What is asked => Copy all lines that contain the word "ylabel".

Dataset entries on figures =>
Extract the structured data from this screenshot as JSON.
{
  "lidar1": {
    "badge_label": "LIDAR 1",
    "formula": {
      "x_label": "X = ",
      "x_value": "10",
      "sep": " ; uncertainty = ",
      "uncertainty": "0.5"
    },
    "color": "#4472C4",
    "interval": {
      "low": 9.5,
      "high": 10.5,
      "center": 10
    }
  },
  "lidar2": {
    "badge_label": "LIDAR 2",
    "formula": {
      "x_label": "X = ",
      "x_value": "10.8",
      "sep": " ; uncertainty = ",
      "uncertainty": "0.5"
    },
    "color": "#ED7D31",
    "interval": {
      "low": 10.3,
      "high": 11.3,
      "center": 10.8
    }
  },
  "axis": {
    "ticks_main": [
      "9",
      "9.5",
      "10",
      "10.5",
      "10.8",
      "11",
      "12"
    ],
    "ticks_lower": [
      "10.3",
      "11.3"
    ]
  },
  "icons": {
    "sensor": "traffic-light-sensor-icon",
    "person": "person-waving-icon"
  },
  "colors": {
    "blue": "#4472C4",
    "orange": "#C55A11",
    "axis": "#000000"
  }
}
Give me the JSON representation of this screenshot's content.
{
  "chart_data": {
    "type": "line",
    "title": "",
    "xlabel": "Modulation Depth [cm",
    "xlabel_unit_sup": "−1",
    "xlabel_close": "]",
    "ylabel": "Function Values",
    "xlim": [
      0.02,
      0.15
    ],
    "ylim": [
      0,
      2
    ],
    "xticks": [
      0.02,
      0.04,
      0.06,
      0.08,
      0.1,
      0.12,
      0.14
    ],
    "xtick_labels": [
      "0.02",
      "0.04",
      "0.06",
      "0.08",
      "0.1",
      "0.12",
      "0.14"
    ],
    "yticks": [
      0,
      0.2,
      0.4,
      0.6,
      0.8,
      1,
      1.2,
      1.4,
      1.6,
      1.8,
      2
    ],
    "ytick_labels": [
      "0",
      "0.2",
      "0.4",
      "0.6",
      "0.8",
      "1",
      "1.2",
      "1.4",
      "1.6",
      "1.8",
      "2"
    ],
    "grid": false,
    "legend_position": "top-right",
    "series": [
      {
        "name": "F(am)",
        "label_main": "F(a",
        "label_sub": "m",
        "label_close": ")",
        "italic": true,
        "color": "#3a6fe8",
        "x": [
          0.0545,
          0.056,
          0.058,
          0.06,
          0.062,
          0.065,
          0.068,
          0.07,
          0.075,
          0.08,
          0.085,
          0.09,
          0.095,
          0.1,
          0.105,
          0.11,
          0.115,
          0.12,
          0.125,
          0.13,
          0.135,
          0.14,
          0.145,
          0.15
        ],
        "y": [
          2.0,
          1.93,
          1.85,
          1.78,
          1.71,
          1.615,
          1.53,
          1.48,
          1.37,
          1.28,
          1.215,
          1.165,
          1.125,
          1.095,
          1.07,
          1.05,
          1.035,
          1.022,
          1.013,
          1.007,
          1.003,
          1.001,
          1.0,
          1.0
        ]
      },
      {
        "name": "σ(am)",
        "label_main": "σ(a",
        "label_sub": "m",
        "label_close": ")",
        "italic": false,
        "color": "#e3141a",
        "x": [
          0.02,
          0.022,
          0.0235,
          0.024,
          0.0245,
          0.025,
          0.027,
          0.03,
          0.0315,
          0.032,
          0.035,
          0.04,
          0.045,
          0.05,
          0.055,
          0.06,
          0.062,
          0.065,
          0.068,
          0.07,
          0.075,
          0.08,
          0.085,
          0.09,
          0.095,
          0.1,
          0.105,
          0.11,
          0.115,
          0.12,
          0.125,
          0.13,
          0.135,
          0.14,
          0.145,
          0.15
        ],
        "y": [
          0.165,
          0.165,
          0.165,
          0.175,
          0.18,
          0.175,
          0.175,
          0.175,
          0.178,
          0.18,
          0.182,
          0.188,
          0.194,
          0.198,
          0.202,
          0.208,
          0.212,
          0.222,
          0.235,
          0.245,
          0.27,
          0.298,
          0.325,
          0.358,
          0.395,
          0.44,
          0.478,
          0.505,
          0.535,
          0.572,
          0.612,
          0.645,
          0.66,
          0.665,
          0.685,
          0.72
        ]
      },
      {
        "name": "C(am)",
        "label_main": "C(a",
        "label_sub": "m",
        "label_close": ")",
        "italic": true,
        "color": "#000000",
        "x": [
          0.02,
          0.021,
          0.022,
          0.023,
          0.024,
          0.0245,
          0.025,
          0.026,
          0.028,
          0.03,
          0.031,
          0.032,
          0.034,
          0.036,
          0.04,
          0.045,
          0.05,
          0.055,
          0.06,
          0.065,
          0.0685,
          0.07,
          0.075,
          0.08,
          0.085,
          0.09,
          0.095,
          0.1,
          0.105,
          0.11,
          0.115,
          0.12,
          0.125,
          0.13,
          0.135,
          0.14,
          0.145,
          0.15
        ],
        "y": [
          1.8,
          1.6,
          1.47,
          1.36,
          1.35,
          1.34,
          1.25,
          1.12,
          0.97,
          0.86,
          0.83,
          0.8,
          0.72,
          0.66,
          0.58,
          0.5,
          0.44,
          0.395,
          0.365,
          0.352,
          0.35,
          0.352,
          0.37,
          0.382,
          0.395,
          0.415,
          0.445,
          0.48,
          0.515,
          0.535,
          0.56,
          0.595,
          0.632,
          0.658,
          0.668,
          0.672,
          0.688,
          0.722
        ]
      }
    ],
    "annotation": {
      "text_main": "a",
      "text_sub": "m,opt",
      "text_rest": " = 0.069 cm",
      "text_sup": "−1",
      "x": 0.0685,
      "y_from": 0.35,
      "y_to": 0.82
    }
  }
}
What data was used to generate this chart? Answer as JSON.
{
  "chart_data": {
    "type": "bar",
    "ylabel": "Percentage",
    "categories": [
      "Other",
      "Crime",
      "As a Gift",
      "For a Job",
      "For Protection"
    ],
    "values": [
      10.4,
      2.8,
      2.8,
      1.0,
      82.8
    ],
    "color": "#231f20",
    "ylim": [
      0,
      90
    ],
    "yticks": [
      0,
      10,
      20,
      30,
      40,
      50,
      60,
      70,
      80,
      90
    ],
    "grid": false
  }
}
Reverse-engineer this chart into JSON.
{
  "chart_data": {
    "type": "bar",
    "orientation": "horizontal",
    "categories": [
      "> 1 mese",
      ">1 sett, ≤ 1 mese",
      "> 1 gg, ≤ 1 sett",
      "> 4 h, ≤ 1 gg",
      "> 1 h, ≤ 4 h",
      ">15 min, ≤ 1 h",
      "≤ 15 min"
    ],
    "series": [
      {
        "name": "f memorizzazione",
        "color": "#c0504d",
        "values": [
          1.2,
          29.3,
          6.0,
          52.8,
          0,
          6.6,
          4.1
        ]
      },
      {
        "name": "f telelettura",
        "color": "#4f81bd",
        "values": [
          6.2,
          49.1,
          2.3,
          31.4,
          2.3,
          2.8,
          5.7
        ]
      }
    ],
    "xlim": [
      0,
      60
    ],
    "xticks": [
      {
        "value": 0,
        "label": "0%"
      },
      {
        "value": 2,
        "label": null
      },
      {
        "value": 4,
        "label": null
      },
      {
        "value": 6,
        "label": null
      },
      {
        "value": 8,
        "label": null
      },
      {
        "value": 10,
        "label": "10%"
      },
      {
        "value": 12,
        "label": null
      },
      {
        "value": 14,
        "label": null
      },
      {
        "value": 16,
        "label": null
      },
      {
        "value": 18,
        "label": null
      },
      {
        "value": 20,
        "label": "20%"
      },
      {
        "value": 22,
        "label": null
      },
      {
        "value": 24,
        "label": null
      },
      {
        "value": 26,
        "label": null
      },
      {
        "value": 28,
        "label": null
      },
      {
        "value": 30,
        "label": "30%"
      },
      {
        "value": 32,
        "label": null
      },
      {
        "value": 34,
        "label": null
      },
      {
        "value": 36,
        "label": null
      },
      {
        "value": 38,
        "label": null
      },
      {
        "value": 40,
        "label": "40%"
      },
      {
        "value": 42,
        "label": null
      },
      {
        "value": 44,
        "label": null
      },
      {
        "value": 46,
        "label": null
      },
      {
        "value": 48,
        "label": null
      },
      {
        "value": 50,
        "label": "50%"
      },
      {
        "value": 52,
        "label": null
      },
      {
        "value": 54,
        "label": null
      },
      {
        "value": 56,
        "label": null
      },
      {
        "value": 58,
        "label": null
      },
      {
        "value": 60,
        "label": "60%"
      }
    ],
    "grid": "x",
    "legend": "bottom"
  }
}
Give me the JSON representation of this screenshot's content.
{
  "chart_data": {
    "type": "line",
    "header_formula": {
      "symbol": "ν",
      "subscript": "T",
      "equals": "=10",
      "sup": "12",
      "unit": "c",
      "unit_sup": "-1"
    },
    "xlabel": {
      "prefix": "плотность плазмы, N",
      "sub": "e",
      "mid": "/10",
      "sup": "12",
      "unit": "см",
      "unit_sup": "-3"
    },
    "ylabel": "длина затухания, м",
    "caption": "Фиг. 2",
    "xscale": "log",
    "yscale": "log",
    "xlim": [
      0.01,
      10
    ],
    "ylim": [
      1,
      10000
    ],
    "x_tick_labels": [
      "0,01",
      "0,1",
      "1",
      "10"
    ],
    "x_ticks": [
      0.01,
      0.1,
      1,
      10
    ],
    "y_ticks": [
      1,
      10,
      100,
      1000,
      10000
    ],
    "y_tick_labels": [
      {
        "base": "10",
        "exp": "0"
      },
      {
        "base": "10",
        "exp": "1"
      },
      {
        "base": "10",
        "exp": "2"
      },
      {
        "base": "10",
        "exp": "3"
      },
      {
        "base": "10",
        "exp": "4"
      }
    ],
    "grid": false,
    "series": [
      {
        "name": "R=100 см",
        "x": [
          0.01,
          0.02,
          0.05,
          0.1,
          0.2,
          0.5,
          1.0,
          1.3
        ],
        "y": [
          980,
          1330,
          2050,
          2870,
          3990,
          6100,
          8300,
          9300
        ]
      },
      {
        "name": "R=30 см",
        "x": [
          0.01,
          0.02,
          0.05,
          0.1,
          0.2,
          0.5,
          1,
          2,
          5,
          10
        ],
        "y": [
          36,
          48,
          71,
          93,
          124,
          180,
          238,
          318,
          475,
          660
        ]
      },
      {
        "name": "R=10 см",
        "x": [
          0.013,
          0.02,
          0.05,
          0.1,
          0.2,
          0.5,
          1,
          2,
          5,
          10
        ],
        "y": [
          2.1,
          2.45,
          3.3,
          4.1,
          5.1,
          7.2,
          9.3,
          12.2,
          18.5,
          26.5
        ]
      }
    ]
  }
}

Response for this exercise =>
    "ylabel": "Function Values",
    "ylabel": "Percentage",
    "ylabel": "длина затухания, м",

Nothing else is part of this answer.